**To be done:** Output the data word for word, dropping every image.
++++++++
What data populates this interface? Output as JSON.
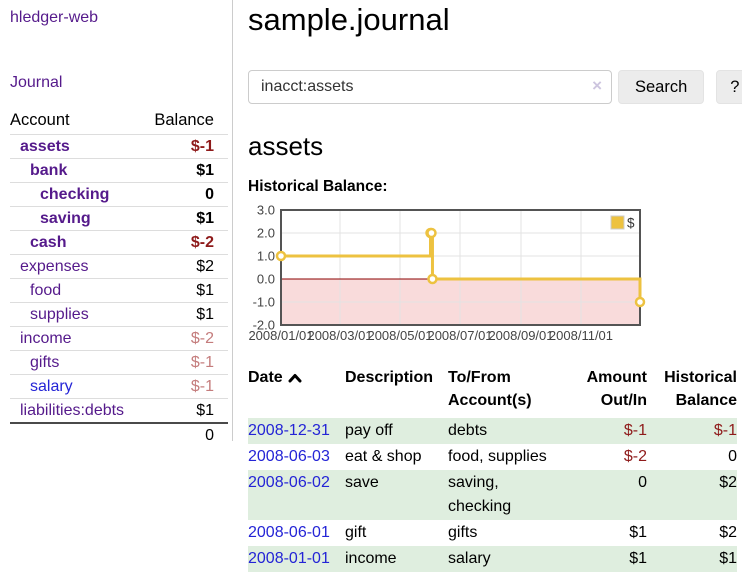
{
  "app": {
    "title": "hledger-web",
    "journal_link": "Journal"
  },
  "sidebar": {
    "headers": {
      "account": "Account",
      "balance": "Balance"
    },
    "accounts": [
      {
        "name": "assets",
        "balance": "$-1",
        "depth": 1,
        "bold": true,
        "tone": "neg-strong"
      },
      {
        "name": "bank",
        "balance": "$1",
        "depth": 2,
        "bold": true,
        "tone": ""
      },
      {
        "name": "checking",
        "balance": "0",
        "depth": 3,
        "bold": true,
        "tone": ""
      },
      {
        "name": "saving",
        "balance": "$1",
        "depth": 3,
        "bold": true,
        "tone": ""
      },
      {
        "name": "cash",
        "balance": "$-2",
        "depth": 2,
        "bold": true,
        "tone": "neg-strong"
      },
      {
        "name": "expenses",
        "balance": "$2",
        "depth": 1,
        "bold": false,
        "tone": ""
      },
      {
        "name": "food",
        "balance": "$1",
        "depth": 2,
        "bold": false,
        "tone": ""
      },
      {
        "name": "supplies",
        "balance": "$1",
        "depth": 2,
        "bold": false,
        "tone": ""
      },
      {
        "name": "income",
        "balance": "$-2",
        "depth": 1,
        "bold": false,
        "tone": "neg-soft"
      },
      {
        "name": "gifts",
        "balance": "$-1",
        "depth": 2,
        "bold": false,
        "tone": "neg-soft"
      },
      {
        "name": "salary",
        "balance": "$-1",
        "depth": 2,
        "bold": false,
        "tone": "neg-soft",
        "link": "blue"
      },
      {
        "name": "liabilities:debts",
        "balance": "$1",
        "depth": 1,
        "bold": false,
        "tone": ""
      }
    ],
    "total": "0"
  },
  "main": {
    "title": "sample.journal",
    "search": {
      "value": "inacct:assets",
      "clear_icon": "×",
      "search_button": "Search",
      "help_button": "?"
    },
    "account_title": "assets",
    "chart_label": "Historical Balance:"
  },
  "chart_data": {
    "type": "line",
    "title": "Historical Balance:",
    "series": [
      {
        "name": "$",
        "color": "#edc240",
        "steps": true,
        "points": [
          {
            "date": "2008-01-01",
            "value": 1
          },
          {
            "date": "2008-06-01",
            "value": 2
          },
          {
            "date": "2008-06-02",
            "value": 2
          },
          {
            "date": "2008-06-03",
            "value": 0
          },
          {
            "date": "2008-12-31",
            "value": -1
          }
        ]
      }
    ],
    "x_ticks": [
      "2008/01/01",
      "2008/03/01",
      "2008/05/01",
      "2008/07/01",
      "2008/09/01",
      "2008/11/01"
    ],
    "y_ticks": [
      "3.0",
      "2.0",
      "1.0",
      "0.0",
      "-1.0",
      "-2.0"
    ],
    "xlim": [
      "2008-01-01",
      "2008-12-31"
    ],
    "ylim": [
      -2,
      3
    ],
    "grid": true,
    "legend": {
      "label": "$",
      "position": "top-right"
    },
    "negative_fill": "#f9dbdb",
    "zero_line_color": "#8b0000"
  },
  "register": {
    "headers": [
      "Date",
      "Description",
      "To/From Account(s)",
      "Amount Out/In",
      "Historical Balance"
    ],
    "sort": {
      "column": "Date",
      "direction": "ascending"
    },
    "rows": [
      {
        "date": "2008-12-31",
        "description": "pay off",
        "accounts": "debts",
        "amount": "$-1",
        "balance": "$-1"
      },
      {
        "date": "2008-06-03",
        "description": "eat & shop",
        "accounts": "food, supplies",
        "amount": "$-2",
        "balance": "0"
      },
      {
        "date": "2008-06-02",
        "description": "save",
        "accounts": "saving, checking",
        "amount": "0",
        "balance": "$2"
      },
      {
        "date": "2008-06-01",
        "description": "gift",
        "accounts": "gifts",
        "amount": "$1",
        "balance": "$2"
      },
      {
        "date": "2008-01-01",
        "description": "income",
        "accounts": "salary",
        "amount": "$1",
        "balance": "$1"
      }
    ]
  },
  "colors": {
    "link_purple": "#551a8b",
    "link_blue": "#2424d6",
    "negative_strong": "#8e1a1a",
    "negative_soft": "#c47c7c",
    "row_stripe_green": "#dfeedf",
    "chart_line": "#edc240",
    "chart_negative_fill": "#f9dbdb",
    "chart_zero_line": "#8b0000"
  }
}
++++++++
**Full output:**
What data populates this interface? Output as JSON.
{
  "app": {
    "title": "hledger-web",
    "journal_link": "Journal"
  },
  "sidebar": {
    "headers": {
      "account": "Account",
      "balance": "Balance"
    },
    "accounts": [
      {
        "name": "assets",
        "balance": "$-1",
        "depth": 1,
        "bold": true,
        "tone": "neg-strong"
      },
      {
        "name": "bank",
        "balance": "$1",
        "depth": 2,
        "bold": true,
        "tone": ""
      },
      {
        "name": "checking",
        "balance": "0",
        "depth": 3,
        "bold": true,
        "tone": ""
      },
      {
        "name": "saving",
        "balance": "$1",
        "depth": 3,
        "bold": true,
        "tone": ""
      },
      {
        "name": "cash",
        "balance": "$-2",
        "depth": 2,
        "bold": true,
        "tone": "neg-strong"
      },
      {
        "name": "expenses",
        "balance": "$2",
        "depth": 1,
        "bold": false,
        "tone": ""
      },
      {
        "name": "food",
        "balance": "$1",
        "depth": 2,
        "bold": false,
        "tone": ""
      },
      {
        "name": "supplies",
        "balance": "$1",
        "depth": 2,
        "bold": false,
        "tone": ""
      },
      {
        "name": "income",
        "balance": "$-2",
        "depth": 1,
        "bold": false,
        "tone": "neg-soft"
      },
      {
        "name": "gifts",
        "balance": "$-1",
        "depth": 2,
        "bold": false,
        "tone": "neg-soft"
      },
      {
        "name": "salary",
        "balance": "$-1",
        "depth": 2,
        "bold": false,
        "tone": "neg-soft",
        "link": "blue"
      },
      {
        "name": "liabilities:debts",
        "balance": "$1",
        "depth": 1,
        "bold": false,
        "tone": ""
      }
    ],
    "total": "0"
  },
  "main": {
    "title": "sample.journal",
    "search": {
      "value": "inacct:assets",
      "clear_icon": "×",
      "search_button": "Search",
      "help_button": "?"
    },
    "account_title": "assets",
    "chart_label": "Historical Balance:"
  },
  "chart_data": {
    "type": "line",
    "title": "Historical Balance:",
    "series": [
      {
        "name": "$",
        "color": "#edc240",
        "steps": true,
        "points": [
          {
            "date": "2008-01-01",
            "value": 1
          },
          {
            "date": "2008-06-01",
            "value": 2
          },
          {
            "date": "2008-06-02",
            "value": 2
          },
          {
            "date": "2008-06-03",
            "value": 0
          },
          {
            "date": "2008-12-31",
            "value": -1
          }
        ]
      }
    ],
    "x_ticks": [
      "2008/01/01",
      "2008/03/01",
      "2008/05/01",
      "2008/07/01",
      "2008/09/01",
      "2008/11/01"
    ],
    "y_ticks": [
      "3.0",
      "2.0",
      "1.0",
      "0.0",
      "-1.0",
      "-2.0"
    ],
    "xlim": [
      "2008-01-01",
      "2008-12-31"
    ],
    "ylim": [
      -2,
      3
    ],
    "grid": true,
    "legend": {
      "label": "$",
      "position": "top-right"
    },
    "negative_fill": "#f9dbdb",
    "zero_line_color": "#8b0000"
  },
  "register": {
    "headers": [
      "Date",
      "Description",
      "To/From Account(s)",
      "Amount Out/In",
      "Historical Balance"
    ],
    "sort": {
      "column": "Date",
      "direction": "ascending"
    },
    "rows": [
      {
        "date": "2008-12-31",
        "description": "pay off",
        "accounts": "debts",
        "amount": "$-1",
        "balance": "$-1"
      },
      {
        "date": "2008-06-03",
        "description": "eat & shop",
        "accounts": "food, supplies",
        "amount": "$-2",
        "balance": "0"
      },
      {
        "date": "2008-06-02",
        "description": "save",
        "accounts": "saving, checking",
        "amount": "0",
        "balance": "$2"
      },
      {
        "date": "2008-06-01",
        "description": "gift",
        "accounts": "gifts",
        "amount": "$1",
        "balance": "$2"
      },
      {
        "date": "2008-01-01",
        "description": "income",
        "accounts": "salary",
        "amount": "$1",
        "balance": "$1"
      }
    ]
  },
  "colors": {
    "link_purple": "#551a8b",
    "link_blue": "#2424d6",
    "negative_strong": "#8e1a1a",
    "negative_soft": "#c47c7c",
    "row_stripe_green": "#dfeedf",
    "chart_line": "#edc240",
    "chart_negative_fill": "#f9dbdb",
    "chart_zero_line": "#8b0000"
  }
}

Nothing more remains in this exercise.